Exercise
Count every line in the following entries where the word "JSON" appears. Give the count alone.

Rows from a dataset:

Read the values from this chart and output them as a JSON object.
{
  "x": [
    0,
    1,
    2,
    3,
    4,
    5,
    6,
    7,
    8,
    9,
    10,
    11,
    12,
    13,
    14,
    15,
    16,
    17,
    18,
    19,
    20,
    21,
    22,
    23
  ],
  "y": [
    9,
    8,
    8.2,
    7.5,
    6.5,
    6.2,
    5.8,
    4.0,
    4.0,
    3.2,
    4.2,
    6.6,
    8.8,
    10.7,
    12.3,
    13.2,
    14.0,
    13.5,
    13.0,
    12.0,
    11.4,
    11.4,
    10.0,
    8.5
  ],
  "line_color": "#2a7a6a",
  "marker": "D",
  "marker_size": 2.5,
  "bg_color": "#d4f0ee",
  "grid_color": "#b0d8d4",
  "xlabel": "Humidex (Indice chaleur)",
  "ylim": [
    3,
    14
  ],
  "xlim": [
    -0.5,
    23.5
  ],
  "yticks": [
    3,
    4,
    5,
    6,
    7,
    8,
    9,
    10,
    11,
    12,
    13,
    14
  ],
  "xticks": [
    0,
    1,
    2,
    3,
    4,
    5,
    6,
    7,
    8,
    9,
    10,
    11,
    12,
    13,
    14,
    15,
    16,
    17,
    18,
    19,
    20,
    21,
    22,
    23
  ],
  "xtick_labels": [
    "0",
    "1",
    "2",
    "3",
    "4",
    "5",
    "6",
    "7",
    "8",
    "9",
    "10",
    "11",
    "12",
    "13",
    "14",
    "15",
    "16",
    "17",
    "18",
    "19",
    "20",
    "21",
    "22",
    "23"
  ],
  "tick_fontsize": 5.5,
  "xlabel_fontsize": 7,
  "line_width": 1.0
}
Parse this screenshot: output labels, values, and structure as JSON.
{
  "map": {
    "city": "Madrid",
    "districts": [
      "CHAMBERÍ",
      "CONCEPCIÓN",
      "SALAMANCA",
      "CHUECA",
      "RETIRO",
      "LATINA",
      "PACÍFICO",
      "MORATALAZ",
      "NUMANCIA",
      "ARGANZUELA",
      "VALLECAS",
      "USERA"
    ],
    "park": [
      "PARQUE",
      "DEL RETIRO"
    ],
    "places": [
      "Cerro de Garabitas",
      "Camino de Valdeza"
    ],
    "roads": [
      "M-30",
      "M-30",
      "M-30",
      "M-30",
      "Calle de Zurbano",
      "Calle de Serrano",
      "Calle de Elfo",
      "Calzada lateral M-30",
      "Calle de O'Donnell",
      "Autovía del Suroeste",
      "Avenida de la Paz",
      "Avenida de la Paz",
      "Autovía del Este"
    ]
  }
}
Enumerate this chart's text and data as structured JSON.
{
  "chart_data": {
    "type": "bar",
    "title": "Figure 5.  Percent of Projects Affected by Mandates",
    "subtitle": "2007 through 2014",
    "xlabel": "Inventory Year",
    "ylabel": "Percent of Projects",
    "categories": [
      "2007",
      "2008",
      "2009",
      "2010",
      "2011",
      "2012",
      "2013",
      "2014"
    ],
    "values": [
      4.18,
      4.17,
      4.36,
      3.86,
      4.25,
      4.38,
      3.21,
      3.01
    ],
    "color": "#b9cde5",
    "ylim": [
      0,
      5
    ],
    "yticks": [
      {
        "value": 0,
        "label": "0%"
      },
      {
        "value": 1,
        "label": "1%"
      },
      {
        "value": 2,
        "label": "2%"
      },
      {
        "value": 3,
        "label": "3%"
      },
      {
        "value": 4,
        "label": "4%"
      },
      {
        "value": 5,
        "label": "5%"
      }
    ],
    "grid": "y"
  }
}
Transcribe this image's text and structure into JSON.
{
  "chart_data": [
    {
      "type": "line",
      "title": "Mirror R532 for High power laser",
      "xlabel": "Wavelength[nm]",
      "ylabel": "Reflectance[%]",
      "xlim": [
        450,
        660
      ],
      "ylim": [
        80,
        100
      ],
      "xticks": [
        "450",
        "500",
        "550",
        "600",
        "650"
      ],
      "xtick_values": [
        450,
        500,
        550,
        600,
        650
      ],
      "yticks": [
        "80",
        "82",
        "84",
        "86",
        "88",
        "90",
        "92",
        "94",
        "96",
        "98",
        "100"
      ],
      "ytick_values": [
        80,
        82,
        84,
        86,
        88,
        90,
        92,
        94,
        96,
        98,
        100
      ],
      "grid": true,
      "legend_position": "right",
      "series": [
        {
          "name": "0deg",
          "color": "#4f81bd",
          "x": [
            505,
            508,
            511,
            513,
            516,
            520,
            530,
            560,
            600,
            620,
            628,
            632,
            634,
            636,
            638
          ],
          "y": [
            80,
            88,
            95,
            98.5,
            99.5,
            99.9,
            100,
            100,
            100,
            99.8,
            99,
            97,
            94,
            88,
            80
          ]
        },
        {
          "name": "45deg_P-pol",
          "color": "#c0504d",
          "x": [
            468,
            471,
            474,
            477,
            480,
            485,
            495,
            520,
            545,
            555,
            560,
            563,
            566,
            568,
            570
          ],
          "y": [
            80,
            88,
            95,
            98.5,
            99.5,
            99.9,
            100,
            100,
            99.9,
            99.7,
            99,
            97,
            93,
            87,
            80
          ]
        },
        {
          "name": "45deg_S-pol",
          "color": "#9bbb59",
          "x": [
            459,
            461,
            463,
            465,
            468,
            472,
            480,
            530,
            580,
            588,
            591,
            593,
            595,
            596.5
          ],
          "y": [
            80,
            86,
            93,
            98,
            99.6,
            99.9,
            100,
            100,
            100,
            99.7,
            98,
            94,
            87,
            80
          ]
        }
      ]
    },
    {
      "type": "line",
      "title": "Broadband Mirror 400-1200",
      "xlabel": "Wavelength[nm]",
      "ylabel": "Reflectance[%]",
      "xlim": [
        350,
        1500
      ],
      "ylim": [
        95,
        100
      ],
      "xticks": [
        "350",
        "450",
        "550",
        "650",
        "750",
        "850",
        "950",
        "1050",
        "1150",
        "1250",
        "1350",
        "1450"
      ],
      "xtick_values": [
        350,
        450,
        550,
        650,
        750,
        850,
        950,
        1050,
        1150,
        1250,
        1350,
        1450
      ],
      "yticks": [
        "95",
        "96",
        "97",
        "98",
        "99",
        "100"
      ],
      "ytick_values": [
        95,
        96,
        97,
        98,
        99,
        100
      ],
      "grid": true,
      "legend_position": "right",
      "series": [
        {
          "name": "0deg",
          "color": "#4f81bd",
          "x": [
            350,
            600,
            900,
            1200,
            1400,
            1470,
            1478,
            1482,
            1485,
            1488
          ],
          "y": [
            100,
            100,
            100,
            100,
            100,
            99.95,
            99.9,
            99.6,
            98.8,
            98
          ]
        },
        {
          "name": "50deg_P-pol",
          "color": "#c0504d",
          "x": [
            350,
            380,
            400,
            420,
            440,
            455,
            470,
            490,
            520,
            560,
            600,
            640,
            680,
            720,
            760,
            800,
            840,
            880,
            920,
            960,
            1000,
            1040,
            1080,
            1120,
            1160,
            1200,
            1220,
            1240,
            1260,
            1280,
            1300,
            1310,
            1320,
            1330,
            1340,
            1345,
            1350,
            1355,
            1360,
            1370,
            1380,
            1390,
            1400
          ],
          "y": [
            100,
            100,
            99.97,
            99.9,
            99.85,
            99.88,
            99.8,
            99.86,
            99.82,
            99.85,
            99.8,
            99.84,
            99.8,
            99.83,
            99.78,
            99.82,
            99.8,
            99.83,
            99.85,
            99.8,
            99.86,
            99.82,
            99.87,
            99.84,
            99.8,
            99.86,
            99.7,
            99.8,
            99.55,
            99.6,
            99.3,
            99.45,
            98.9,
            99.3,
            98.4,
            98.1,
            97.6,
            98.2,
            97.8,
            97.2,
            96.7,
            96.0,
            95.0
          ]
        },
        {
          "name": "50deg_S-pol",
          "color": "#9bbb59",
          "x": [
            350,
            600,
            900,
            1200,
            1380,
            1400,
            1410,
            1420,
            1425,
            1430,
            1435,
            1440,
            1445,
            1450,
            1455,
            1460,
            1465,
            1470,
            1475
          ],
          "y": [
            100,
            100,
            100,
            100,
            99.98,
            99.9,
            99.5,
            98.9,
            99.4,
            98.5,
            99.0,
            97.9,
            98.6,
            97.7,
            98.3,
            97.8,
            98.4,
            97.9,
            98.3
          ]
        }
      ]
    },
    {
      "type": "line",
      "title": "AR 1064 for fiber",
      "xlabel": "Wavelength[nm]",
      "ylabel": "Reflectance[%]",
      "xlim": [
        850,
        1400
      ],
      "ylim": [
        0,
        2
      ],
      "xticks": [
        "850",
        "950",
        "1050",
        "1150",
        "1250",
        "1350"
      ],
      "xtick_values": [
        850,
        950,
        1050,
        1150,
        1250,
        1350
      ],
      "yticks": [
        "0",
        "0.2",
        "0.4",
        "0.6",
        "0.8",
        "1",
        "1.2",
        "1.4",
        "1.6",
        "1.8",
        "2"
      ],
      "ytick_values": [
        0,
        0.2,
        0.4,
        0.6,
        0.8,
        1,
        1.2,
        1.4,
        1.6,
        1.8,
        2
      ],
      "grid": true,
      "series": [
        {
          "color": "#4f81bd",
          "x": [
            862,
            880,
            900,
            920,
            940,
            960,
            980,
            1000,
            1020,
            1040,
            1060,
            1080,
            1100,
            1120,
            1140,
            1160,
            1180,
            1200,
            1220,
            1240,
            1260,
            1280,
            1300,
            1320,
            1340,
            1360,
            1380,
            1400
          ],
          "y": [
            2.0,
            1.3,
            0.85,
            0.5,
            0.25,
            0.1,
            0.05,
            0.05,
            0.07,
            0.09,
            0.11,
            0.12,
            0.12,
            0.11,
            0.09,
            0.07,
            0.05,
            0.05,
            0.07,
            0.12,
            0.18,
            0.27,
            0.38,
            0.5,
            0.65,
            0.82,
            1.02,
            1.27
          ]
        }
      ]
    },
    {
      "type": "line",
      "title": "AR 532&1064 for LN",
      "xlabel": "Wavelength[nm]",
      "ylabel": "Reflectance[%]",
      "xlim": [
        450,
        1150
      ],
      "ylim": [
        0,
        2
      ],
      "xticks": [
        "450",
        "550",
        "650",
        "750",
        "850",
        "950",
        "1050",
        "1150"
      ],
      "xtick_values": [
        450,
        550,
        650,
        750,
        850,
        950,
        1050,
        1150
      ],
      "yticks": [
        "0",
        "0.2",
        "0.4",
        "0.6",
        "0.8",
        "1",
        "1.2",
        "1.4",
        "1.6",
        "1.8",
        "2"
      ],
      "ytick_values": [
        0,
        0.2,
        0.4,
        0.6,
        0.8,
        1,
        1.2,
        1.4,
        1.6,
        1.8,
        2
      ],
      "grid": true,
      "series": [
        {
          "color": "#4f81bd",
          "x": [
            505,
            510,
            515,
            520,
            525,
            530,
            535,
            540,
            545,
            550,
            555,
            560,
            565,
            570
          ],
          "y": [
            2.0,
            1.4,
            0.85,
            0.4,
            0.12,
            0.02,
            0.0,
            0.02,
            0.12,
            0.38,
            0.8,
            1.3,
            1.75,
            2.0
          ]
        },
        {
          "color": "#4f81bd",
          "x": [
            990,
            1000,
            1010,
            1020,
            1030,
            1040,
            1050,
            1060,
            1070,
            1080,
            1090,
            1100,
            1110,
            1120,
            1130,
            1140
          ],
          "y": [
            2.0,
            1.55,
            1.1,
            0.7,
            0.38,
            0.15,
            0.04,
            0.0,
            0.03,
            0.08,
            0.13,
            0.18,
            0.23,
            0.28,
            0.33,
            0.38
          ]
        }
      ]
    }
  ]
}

The result
4